======== EXTRACTED MATERIAL
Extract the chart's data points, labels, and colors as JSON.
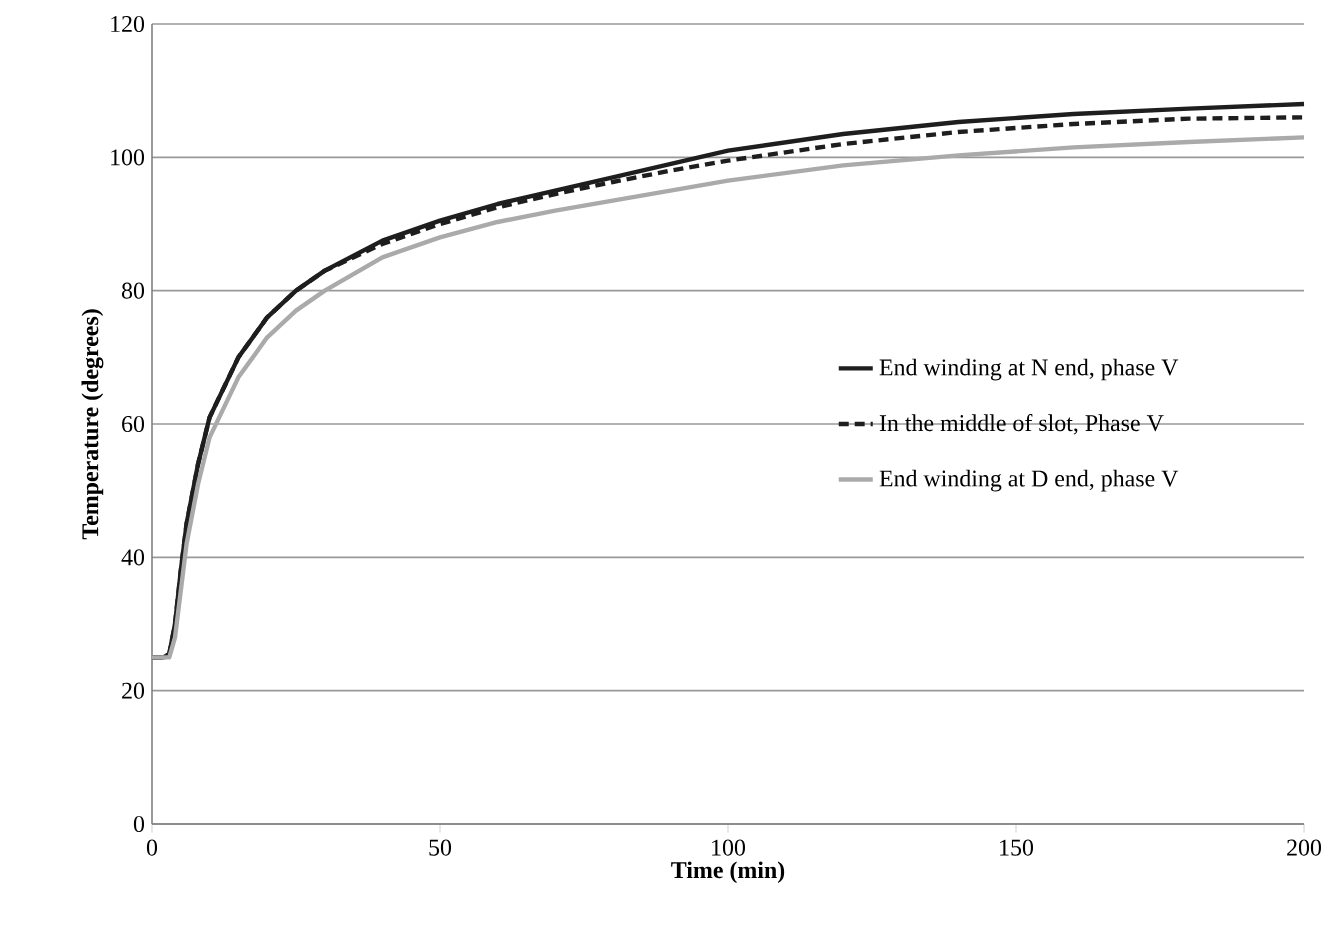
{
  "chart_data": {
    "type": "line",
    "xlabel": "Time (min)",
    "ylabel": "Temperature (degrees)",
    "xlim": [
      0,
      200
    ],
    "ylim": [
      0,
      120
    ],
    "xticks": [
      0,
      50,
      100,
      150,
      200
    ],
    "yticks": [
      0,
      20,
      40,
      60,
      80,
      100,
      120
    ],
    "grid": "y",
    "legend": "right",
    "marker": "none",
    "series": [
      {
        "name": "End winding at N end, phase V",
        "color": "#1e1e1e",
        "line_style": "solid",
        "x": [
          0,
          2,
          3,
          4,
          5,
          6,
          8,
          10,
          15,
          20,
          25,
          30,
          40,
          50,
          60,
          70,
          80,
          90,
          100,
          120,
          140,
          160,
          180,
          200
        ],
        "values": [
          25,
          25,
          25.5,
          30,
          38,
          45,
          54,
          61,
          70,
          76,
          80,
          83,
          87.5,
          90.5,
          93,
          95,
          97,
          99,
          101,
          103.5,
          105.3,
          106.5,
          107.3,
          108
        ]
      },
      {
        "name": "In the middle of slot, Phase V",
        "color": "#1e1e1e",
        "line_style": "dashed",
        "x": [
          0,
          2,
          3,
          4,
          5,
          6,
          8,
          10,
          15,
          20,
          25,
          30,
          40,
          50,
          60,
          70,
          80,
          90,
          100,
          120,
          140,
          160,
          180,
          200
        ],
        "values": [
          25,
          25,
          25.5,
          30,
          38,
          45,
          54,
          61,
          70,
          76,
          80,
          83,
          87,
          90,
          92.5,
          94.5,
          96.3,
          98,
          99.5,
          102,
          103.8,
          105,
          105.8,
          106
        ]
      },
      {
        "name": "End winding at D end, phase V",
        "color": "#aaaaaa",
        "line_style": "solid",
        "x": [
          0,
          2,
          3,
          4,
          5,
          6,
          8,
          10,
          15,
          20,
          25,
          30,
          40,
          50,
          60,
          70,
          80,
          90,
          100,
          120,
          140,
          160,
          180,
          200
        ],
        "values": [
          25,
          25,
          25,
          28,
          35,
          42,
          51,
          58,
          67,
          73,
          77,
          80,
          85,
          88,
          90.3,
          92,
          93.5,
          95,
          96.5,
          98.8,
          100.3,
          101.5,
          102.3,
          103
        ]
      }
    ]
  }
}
================
Quote the entries in full. Any image among them is to be omitted from the copy.

Extract the chart's data points, labels, and colors as JSON.
{
  "chart_data": {
    "type": "line",
    "xlabel": "Time (min)",
    "ylabel": "Temperature (degrees)",
    "xlim": [
      0,
      200
    ],
    "ylim": [
      0,
      120
    ],
    "xticks": [
      0,
      50,
      100,
      150,
      200
    ],
    "yticks": [
      0,
      20,
      40,
      60,
      80,
      100,
      120
    ],
    "grid": "y",
    "legend": "right",
    "marker": "none",
    "series": [
      {
        "name": "End winding at N end, phase V",
        "color": "#1e1e1e",
        "line_style": "solid",
        "x": [
          0,
          2,
          3,
          4,
          5,
          6,
          8,
          10,
          15,
          20,
          25,
          30,
          40,
          50,
          60,
          70,
          80,
          90,
          100,
          120,
          140,
          160,
          180,
          200
        ],
        "values": [
          25,
          25,
          25.5,
          30,
          38,
          45,
          54,
          61,
          70,
          76,
          80,
          83,
          87.5,
          90.5,
          93,
          95,
          97,
          99,
          101,
          103.5,
          105.3,
          106.5,
          107.3,
          108
        ]
      },
      {
        "name": "In the middle of slot, Phase V",
        "color": "#1e1e1e",
        "line_style": "dashed",
        "x": [
          0,
          2,
          3,
          4,
          5,
          6,
          8,
          10,
          15,
          20,
          25,
          30,
          40,
          50,
          60,
          70,
          80,
          90,
          100,
          120,
          140,
          160,
          180,
          200
        ],
        "values": [
          25,
          25,
          25.5,
          30,
          38,
          45,
          54,
          61,
          70,
          76,
          80,
          83,
          87,
          90,
          92.5,
          94.5,
          96.3,
          98,
          99.5,
          102,
          103.8,
          105,
          105.8,
          106
        ]
      },
      {
        "name": "End winding at D end, phase V",
        "color": "#aaaaaa",
        "line_style": "solid",
        "x": [
          0,
          2,
          3,
          4,
          5,
          6,
          8,
          10,
          15,
          20,
          25,
          30,
          40,
          50,
          60,
          70,
          80,
          90,
          100,
          120,
          140,
          160,
          180,
          200
        ],
        "values": [
          25,
          25,
          25,
          28,
          35,
          42,
          51,
          58,
          67,
          73,
          77,
          80,
          85,
          88,
          90.3,
          92,
          93.5,
          95,
          96.5,
          98.8,
          100.3,
          101.5,
          102.3,
          103
        ]
      }
    ]
  }
}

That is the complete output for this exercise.